[Start Listed records]
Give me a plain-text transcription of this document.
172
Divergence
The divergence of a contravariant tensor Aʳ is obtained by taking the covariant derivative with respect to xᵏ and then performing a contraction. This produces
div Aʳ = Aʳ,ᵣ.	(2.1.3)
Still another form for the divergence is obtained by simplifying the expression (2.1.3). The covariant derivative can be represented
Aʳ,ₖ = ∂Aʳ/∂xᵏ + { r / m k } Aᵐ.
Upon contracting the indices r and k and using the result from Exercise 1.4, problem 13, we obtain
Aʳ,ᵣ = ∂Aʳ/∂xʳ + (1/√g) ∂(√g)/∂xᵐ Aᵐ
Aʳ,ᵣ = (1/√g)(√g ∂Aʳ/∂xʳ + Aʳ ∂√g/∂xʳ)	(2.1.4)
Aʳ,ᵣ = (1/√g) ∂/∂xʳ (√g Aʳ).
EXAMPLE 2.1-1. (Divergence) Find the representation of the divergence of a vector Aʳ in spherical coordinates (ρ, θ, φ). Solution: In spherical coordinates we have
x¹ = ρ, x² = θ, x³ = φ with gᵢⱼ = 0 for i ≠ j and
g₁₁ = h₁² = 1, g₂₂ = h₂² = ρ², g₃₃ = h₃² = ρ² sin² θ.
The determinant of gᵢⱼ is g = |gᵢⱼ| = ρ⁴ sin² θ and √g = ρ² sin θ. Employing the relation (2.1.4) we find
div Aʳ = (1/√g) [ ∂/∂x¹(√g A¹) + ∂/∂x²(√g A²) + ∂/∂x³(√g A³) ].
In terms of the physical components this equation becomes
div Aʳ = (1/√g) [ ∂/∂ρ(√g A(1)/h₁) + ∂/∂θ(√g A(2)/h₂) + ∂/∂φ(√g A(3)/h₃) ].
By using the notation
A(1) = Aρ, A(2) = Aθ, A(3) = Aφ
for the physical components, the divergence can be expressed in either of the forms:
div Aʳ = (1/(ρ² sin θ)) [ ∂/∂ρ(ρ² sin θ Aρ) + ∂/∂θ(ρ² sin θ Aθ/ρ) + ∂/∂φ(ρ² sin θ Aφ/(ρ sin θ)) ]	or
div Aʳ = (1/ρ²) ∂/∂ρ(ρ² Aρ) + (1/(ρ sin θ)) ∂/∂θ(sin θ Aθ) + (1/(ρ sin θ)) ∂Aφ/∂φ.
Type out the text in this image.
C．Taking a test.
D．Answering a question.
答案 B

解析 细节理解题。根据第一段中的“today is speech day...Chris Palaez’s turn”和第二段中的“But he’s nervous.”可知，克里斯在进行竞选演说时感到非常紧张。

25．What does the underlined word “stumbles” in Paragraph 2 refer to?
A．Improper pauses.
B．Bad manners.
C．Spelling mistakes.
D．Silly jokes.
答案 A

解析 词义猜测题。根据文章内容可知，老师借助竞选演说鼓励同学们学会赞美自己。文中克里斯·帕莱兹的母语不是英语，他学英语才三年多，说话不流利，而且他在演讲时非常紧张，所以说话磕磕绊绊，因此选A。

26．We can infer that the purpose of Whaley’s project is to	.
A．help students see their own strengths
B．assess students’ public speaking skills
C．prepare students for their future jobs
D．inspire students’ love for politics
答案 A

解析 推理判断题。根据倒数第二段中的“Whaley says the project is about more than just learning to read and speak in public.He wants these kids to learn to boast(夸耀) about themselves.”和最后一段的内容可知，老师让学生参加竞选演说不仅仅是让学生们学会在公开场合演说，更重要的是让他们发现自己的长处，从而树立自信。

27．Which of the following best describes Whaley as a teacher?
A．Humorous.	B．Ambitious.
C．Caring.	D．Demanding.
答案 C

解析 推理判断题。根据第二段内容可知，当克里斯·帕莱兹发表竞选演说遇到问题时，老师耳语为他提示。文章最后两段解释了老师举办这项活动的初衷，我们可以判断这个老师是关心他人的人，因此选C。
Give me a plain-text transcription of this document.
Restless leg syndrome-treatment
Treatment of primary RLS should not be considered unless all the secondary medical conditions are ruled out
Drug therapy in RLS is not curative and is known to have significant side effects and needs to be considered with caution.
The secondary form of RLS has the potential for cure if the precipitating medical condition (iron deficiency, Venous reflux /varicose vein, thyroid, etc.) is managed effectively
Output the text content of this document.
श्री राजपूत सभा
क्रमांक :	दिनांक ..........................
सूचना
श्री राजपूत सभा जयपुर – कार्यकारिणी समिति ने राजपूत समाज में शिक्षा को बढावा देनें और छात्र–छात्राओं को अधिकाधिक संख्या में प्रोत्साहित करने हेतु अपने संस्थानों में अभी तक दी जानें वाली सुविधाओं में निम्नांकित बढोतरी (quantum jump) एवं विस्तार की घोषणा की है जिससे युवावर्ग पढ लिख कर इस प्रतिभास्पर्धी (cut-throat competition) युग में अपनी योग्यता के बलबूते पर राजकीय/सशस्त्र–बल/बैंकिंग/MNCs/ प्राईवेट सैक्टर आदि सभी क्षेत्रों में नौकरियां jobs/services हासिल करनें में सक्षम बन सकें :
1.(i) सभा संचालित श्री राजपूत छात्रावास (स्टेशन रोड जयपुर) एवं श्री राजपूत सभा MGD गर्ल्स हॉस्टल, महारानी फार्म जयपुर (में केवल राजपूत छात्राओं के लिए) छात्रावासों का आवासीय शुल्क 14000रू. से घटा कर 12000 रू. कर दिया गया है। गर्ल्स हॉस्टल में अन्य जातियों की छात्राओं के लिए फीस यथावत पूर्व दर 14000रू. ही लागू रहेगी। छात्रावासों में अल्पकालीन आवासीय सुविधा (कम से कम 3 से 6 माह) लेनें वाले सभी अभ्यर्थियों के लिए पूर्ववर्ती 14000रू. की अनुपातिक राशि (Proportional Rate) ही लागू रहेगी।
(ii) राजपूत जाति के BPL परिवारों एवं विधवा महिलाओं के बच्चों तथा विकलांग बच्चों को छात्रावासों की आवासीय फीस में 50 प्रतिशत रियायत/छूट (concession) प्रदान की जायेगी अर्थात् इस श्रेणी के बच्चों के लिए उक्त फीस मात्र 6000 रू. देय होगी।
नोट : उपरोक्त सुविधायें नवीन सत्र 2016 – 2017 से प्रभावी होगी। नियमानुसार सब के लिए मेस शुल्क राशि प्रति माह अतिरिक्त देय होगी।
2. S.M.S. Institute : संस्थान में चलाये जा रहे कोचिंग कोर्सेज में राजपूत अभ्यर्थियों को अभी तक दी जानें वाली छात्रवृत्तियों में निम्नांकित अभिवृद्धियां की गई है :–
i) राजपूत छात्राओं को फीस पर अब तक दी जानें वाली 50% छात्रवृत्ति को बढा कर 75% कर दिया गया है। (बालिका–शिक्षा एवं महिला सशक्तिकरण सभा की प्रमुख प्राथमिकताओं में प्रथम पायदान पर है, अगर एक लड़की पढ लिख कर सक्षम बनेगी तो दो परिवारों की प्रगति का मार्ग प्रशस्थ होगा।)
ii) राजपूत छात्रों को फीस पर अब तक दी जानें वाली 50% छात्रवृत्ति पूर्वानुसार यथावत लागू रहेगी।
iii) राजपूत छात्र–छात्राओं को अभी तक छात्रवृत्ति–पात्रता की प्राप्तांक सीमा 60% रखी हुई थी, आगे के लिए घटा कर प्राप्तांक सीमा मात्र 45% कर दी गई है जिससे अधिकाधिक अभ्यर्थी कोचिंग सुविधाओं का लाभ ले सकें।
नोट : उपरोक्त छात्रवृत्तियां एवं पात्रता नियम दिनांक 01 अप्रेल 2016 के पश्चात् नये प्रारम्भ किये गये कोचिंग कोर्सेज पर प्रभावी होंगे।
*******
[End Listed records]
> **Goal**
The records above are to be repeated exactly, in their entirety.

> **Task result**
Give me a plain-text transcription of this document.
172
Divergence
The divergence of a contravariant tensor Aʳ is obtained by taking the covariant derivative with respect to xᵏ and then performing a contraction. This produces
div Aʳ = Aʳ,ᵣ.	(2.1.3)
Still another form for the divergence is obtained by simplifying the expression (2.1.3). The covariant derivative can be represented
Aʳ,ₖ = ∂Aʳ/∂xᵏ + { r / m k } Aᵐ.
Upon contracting the indices r and k and using the result from Exercise 1.4, problem 13, we obtain
Aʳ,ᵣ = ∂Aʳ/∂xʳ + (1/√g) ∂(√g)/∂xᵐ Aᵐ
Aʳ,ᵣ = (1/√g)(√g ∂Aʳ/∂xʳ + Aʳ ∂√g/∂xʳ)	(2.1.4)
Aʳ,ᵣ = (1/√g) ∂/∂xʳ (√g Aʳ).
EXAMPLE 2.1-1. (Divergence) Find the representation of the divergence of a vector Aʳ in spherical coordinates (ρ, θ, φ). Solution: In spherical coordinates we have
x¹ = ρ, x² = θ, x³ = φ with gᵢⱼ = 0 for i ≠ j and
g₁₁ = h₁² = 1, g₂₂ = h₂² = ρ², g₃₃ = h₃² = ρ² sin² θ.
The determinant of gᵢⱼ is g = |gᵢⱼ| = ρ⁴ sin² θ and √g = ρ² sin θ. Employing the relation (2.1.4) we find
div Aʳ = (1/√g) [ ∂/∂x¹(√g A¹) + ∂/∂x²(√g A²) + ∂/∂x³(√g A³) ].
In terms of the physical components this equation becomes
div Aʳ = (1/√g) [ ∂/∂ρ(√g A(1)/h₁) + ∂/∂θ(√g A(2)/h₂) + ∂/∂φ(√g A(3)/h₃) ].
By using the notation
A(1) = Aρ, A(2) = Aθ, A(3) = Aφ
for the physical components, the divergence can be expressed in either of the forms:
div Aʳ = (1/(ρ² sin θ)) [ ∂/∂ρ(ρ² sin θ Aρ) + ∂/∂θ(ρ² sin θ Aθ/ρ) + ∂/∂φ(ρ² sin θ Aφ/(ρ sin θ)) ]	or
div Aʳ = (1/ρ²) ∂/∂ρ(ρ² Aρ) + (1/(ρ sin θ)) ∂/∂θ(sin θ Aθ) + (1/(ρ sin θ)) ∂Aφ/∂φ.
Type out the text in this image.
C．Taking a test.
D．Answering a question.
答案 B

解析 细节理解题。根据第一段中的“today is speech day...Chris Palaez’s turn”和第二段中的“But he’s nervous.”可知，克里斯在进行竞选演说时感到非常紧张。

25．What does the underlined word “stumbles” in Paragraph 2 refer to?
A．Improper pauses.
B．Bad manners.
C．Spelling mistakes.
D．Silly jokes.
答案 A

解析 词义猜测题。根据文章内容可知，老师借助竞选演说鼓励同学们学会赞美自己。文中克里斯·帕莱兹的母语不是英语，他学英语才三年多，说话不流利，而且他在演讲时非常紧张，所以说话磕磕绊绊，因此选A。

26．We can infer that the purpose of Whaley’s project is to	.
A．help students see their own strengths
B．assess students’ public speaking skills
C．prepare students for their future jobs
D．inspire students’ love for politics
答案 A

解析 推理判断题。根据倒数第二段中的“Whaley says the project is about more than just learning to read and speak in public.He wants these kids to learn to boast(夸耀) about themselves.”和最后一段的内容可知，老师让学生参加竞选演说不仅仅是让学生们学会在公开场合演说，更重要的是让他们发现自己的长处，从而树立自信。

27．Which of the following best describes Whaley as a teacher?
A．Humorous.	B．Ambitious.
C．Caring.	D．Demanding.
答案 C

解析 推理判断题。根据第二段内容可知，当克里斯·帕莱兹发表竞选演说遇到问题时，老师耳语为他提示。文章最后两段解释了老师举办这项活动的初衷，我们可以判断这个老师是关心他人的人，因此选C。
Give me a plain-text transcription of this document.
Restless leg syndrome-treatment
Treatment of primary RLS should not be considered unless all the secondary medical conditions are ruled out
Drug therapy in RLS is not curative and is known to have significant side effects and needs to be considered with caution.
The secondary form of RLS has the potential for cure if the precipitating medical condition (iron deficiency, Venous reflux /varicose vein, thyroid, etc.) is managed effectively
Output the text content of this document.
श्री राजपूत सभा
क्रमांक :	दिनांक ..........................
सूचना
श्री राजपूत सभा जयपुर – कार्यकारिणी समिति ने राजपूत समाज में शिक्षा को बढावा देनें और छात्र–छात्राओं को अधिकाधिक संख्या में प्रोत्साहित करने हेतु अपने संस्थानों में अभी तक दी जानें वाली सुविधाओं में निम्नांकित बढोतरी (quantum jump) एवं विस्तार की घोषणा की है जिससे युवावर्ग पढ लिख कर इस प्रतिभास्पर्धी (cut-throat competition) युग में अपनी योग्यता के बलबूते पर राजकीय/सशस्त्र–बल/बैंकिंग/MNCs/ प्राईवेट सैक्टर आदि सभी क्षेत्रों में नौकरियां jobs/services हासिल करनें में सक्षम बन सकें :
1.(i) सभा संचालित श्री राजपूत छात्रावास (स्टेशन रोड जयपुर) एवं श्री राजपूत सभा MGD गर्ल्स हॉस्टल, महारानी फार्म जयपुर (में केवल राजपूत छात्राओं के लिए) छात्रावासों का आवासीय शुल्क 14000रू. से घटा कर 12000 रू. कर दिया गया है। गर्ल्स हॉस्टल में अन्य जातियों की छात्राओं के लिए फीस यथावत पूर्व दर 14000रू. ही लागू रहेगी। छात्रावासों में अल्पकालीन आवासीय सुविधा (कम से कम 3 से 6 माह) लेनें वाले सभी अभ्यर्थियों के लिए पूर्ववर्ती 14000रू. की अनुपातिक राशि (Proportional Rate) ही लागू रहेगी।
(ii) राजपूत जाति के BPL परिवारों एवं विधवा महिलाओं के बच्चों तथा विकलांग बच्चों को छात्रावासों की आवासीय फीस में 50 प्रतिशत रियायत/छूट (concession) प्रदान की जायेगी अर्थात् इस श्रेणी के बच्चों के लिए उक्त फीस मात्र 6000 रू. देय होगी।
नोट : उपरोक्त सुविधायें नवीन सत्र 2016 – 2017 से प्रभावी होगी। नियमानुसार सब के लिए मेस शुल्क राशि प्रति माह अतिरिक्त देय होगी।
2. S.M.S. Institute : संस्थान में चलाये जा रहे कोचिंग कोर्सेज में राजपूत अभ्यर्थियों को अभी तक दी जानें वाली छात्रवृत्तियों में निम्नांकित अभिवृद्धियां की गई है :–
i) राजपूत छात्राओं को फीस पर अब तक दी जानें वाली 50% छात्रवृत्ति को बढा कर 75% कर दिया गया है। (बालिका–शिक्षा एवं महिला सशक्तिकरण सभा की प्रमुख प्राथमिकताओं में प्रथम पायदान पर है, अगर एक लड़की पढ लिख कर सक्षम बनेगी तो दो परिवारों की प्रगति का मार्ग प्रशस्थ होगा।)
ii) राजपूत छात्रों को फीस पर अब तक दी जानें वाली 50% छात्रवृत्ति पूर्वानुसार यथावत लागू रहेगी।
iii) राजपूत छात्र–छात्राओं को अभी तक छात्रवृत्ति–पात्रता की प्राप्तांक सीमा 60% रखी हुई थी, आगे के लिए घटा कर प्राप्तांक सीमा मात्र 45% कर दी गई है जिससे अधिकाधिक अभ्यर्थी कोचिंग सुविधाओं का लाभ ले सकें।
नोट : उपरोक्त छात्रवृत्तियां एवं पात्रता नियम दिनांक 01 अप्रेल 2016 के पश्चात् नये प्रारम्भ किये गये कोचिंग कोर्सेज पर प्रभावी होंगे।
*******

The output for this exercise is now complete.